(begin)

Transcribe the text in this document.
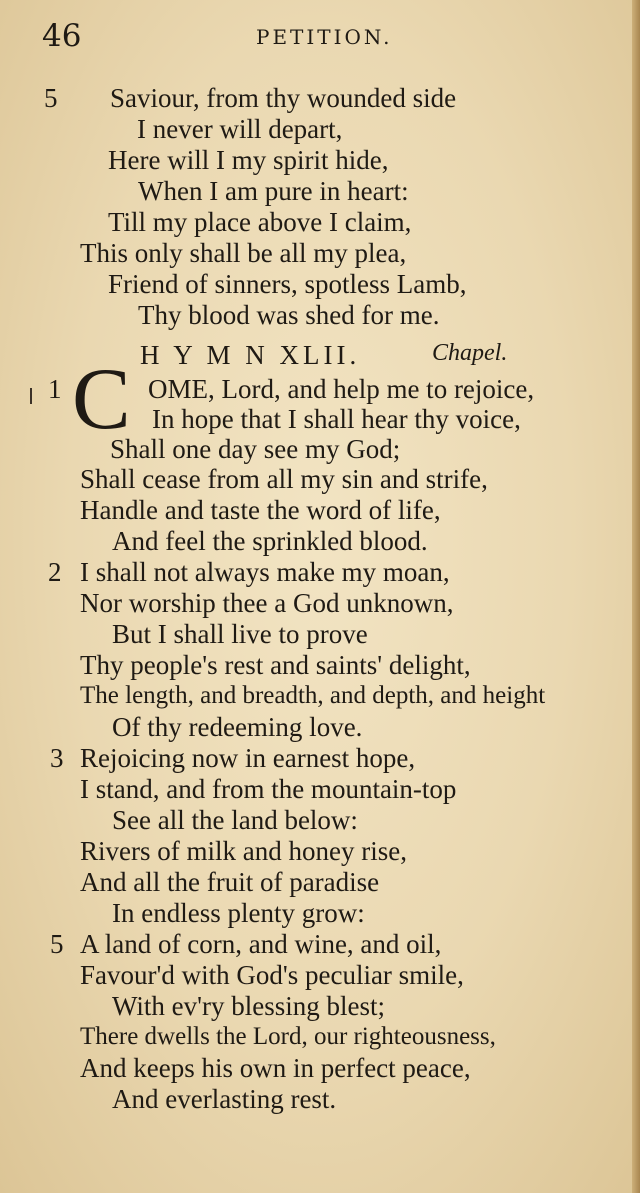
46	PETITION.
5 Saviour, from thy wounded side
I never will depart,
Here will I my spirit hide,
When I am pure in heart:
Till my place above I claim,
This only shall be all my plea,
Friend of sinners, spotless Lamb,
Thy blood was shed for me.
H Y M N XLII.	Chapel.
1 C OME, Lord, and help me to rejoice,
In hope that I shall hear thy voice,
Shall one day see my God;
Shall cease from all my sin and strife,
Handle and taste the word of life,
And feel the sprinkled blood.
2 I shall not always make my moan,
Nor worship thee a God unknown,
But I shall live to prove
Thy people's rest and saints' delight,
The length, and breadth, and depth, and height
Of thy redeeming love.
3 Rejoicing now in earnest hope,
I stand, and from the mountain-top
See all the land below:
Rivers of milk and honey rise,
And all the fruit of paradise
In endless plenty grow:
5 A land of corn, and wine, and oil,
Favour'd with God's peculiar smile,
With ev'ry blessing blest;
There dwells the Lord, our righteousness,
And keeps his own in perfect peace,
And everlasting rest.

(end)

Goal of the exercise:
Using the records above, retype everything exactly except the pictures.

Task response:
Transcribe the text in this document.
46	PETITION.
5 Saviour, from thy wounded side
I never will depart,
Here will I my spirit hide,
When I am pure in heart:
Till my place above I claim,
This only shall be all my plea,
Friend of sinners, spotless Lamb,
Thy blood was shed for me.
H Y M N XLII.	Chapel.
1 C OME, Lord, and help me to rejoice,
In hope that I shall hear thy voice,
Shall one day see my God;
Shall cease from all my sin and strife,
Handle and taste the word of life,
And feel the sprinkled blood.
2 I shall not always make my moan,
Nor worship thee a God unknown,
But I shall live to prove
Thy people's rest and saints' delight,
The length, and breadth, and depth, and height
Of thy redeeming love.
3 Rejoicing now in earnest hope,
I stand, and from the mountain-top
See all the land below:
Rivers of milk and honey rise,
And all the fruit of paradise
In endless plenty grow:
5 A land of corn, and wine, and oil,
Favour'd with God's peculiar smile,
With ev'ry blessing blest;
There dwells the Lord, our righteousness,
And keeps his own in perfect peace,
And everlasting rest.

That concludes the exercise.